Data shown

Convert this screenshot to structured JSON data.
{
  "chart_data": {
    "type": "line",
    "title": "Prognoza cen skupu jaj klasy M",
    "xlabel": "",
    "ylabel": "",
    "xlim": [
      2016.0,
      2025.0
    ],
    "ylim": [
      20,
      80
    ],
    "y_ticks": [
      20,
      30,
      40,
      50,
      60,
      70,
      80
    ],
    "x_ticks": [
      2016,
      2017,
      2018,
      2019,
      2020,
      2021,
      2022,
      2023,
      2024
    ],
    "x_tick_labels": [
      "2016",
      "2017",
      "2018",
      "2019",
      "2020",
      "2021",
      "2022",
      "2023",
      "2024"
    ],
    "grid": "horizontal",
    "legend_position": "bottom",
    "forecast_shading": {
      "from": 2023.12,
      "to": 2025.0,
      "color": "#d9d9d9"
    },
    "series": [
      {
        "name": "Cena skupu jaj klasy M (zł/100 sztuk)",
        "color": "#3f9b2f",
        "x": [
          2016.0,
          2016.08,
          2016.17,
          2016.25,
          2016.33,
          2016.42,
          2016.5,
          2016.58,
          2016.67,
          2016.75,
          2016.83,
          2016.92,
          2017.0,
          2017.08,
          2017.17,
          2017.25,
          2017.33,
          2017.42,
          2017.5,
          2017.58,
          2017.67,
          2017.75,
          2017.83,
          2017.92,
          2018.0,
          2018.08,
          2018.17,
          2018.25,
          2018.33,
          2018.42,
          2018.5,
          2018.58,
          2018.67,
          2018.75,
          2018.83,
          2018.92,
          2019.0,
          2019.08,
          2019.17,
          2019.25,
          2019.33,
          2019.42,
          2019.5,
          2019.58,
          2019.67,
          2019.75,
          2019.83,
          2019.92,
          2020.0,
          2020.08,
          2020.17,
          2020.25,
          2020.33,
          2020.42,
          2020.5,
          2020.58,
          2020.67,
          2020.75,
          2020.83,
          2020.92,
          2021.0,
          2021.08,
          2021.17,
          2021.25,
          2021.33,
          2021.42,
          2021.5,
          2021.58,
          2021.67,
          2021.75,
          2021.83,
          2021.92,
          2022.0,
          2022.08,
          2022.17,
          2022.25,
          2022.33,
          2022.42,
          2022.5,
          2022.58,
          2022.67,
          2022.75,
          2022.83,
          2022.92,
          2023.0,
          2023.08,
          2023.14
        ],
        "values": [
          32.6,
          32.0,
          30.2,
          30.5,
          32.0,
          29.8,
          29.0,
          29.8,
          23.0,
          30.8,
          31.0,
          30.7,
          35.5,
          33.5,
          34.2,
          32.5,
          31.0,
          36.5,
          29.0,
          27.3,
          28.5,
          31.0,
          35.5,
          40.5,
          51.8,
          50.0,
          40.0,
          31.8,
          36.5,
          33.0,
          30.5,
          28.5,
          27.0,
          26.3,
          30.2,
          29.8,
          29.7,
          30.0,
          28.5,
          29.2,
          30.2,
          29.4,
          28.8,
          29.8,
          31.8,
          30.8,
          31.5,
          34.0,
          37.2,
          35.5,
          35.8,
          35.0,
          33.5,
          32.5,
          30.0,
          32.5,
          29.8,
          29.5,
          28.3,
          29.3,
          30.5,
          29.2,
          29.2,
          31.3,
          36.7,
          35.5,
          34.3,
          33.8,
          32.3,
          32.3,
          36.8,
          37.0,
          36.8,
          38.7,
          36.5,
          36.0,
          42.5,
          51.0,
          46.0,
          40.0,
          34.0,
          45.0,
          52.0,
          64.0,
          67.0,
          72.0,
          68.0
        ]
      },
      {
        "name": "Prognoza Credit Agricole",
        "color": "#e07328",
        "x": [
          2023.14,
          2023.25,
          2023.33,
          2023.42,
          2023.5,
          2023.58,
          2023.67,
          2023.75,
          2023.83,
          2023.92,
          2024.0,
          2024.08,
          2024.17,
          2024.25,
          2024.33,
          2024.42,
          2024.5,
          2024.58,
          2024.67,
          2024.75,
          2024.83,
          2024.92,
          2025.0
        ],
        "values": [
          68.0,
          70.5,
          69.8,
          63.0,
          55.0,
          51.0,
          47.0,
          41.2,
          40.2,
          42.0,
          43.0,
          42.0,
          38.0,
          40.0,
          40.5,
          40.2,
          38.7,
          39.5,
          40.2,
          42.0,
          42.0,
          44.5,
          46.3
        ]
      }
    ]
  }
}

Work to be completed
Give the listing above again, word for word.

Correct result
Convert this screenshot to structured JSON data.
{
  "chart_data": {
    "type": "line",
    "title": "Prognoza cen skupu jaj klasy M",
    "xlabel": "",
    "ylabel": "",
    "xlim": [
      2016.0,
      2025.0
    ],
    "ylim": [
      20,
      80
    ],
    "y_ticks": [
      20,
      30,
      40,
      50,
      60,
      70,
      80
    ],
    "x_ticks": [
      2016,
      2017,
      2018,
      2019,
      2020,
      2021,
      2022,
      2023,
      2024
    ],
    "x_tick_labels": [
      "2016",
      "2017",
      "2018",
      "2019",
      "2020",
      "2021",
      "2022",
      "2023",
      "2024"
    ],
    "grid": "horizontal",
    "legend_position": "bottom",
    "forecast_shading": {
      "from": 2023.12,
      "to": 2025.0,
      "color": "#d9d9d9"
    },
    "series": [
      {
        "name": "Cena skupu jaj klasy M (zł/100 sztuk)",
        "color": "#3f9b2f",
        "x": [
          2016.0,
          2016.08,
          2016.17,
          2016.25,
          2016.33,
          2016.42,
          2016.5,
          2016.58,
          2016.67,
          2016.75,
          2016.83,
          2016.92,
          2017.0,
          2017.08,
          2017.17,
          2017.25,
          2017.33,
          2017.42,
          2017.5,
          2017.58,
          2017.67,
          2017.75,
          2017.83,
          2017.92,
          2018.0,
          2018.08,
          2018.17,
          2018.25,
          2018.33,
          2018.42,
          2018.5,
          2018.58,
          2018.67,
          2018.75,
          2018.83,
          2018.92,
          2019.0,
          2019.08,
          2019.17,
          2019.25,
          2019.33,
          2019.42,
          2019.5,
          2019.58,
          2019.67,
          2019.75,
          2019.83,
          2019.92,
          2020.0,
          2020.08,
          2020.17,
          2020.25,
          2020.33,
          2020.42,
          2020.5,
          2020.58,
          2020.67,
          2020.75,
          2020.83,
          2020.92,
          2021.0,
          2021.08,
          2021.17,
          2021.25,
          2021.33,
          2021.42,
          2021.5,
          2021.58,
          2021.67,
          2021.75,
          2021.83,
          2021.92,
          2022.0,
          2022.08,
          2022.17,
          2022.25,
          2022.33,
          2022.42,
          2022.5,
          2022.58,
          2022.67,
          2022.75,
          2022.83,
          2022.92,
          2023.0,
          2023.08,
          2023.14
        ],
        "values": [
          32.6,
          32.0,
          30.2,
          30.5,
          32.0,
          29.8,
          29.0,
          29.8,
          23.0,
          30.8,
          31.0,
          30.7,
          35.5,
          33.5,
          34.2,
          32.5,
          31.0,
          36.5,
          29.0,
          27.3,
          28.5,
          31.0,
          35.5,
          40.5,
          51.8,
          50.0,
          40.0,
          31.8,
          36.5,
          33.0,
          30.5,
          28.5,
          27.0,
          26.3,
          30.2,
          29.8,
          29.7,
          30.0,
          28.5,
          29.2,
          30.2,
          29.4,
          28.8,
          29.8,
          31.8,
          30.8,
          31.5,
          34.0,
          37.2,
          35.5,
          35.8,
          35.0,
          33.5,
          32.5,
          30.0,
          32.5,
          29.8,
          29.5,
          28.3,
          29.3,
          30.5,
          29.2,
          29.2,
          31.3,
          36.7,
          35.5,
          34.3,
          33.8,
          32.3,
          32.3,
          36.8,
          37.0,
          36.8,
          38.7,
          36.5,
          36.0,
          42.5,
          51.0,
          46.0,
          40.0,
          34.0,
          45.0,
          52.0,
          64.0,
          67.0,
          72.0,
          68.0
        ]
      },
      {
        "name": "Prognoza Credit Agricole",
        "color": "#e07328",
        "x": [
          2023.14,
          2023.25,
          2023.33,
          2023.42,
          2023.5,
          2023.58,
          2023.67,
          2023.75,
          2023.83,
          2023.92,
          2024.0,
          2024.08,
          2024.17,
          2024.25,
          2024.33,
          2024.42,
          2024.5,
          2024.58,
          2024.67,
          2024.75,
          2024.83,
          2024.92,
          2025.0
        ],
        "values": [
          68.0,
          70.5,
          69.8,
          63.0,
          55.0,
          51.0,
          47.0,
          41.2,
          40.2,
          42.0,
          43.0,
          42.0,
          38.0,
          40.0,
          40.5,
          40.2,
          38.7,
          39.5,
          40.2,
          42.0,
          42.0,
          44.5,
          46.3
        ]
      }
    ]
  }
}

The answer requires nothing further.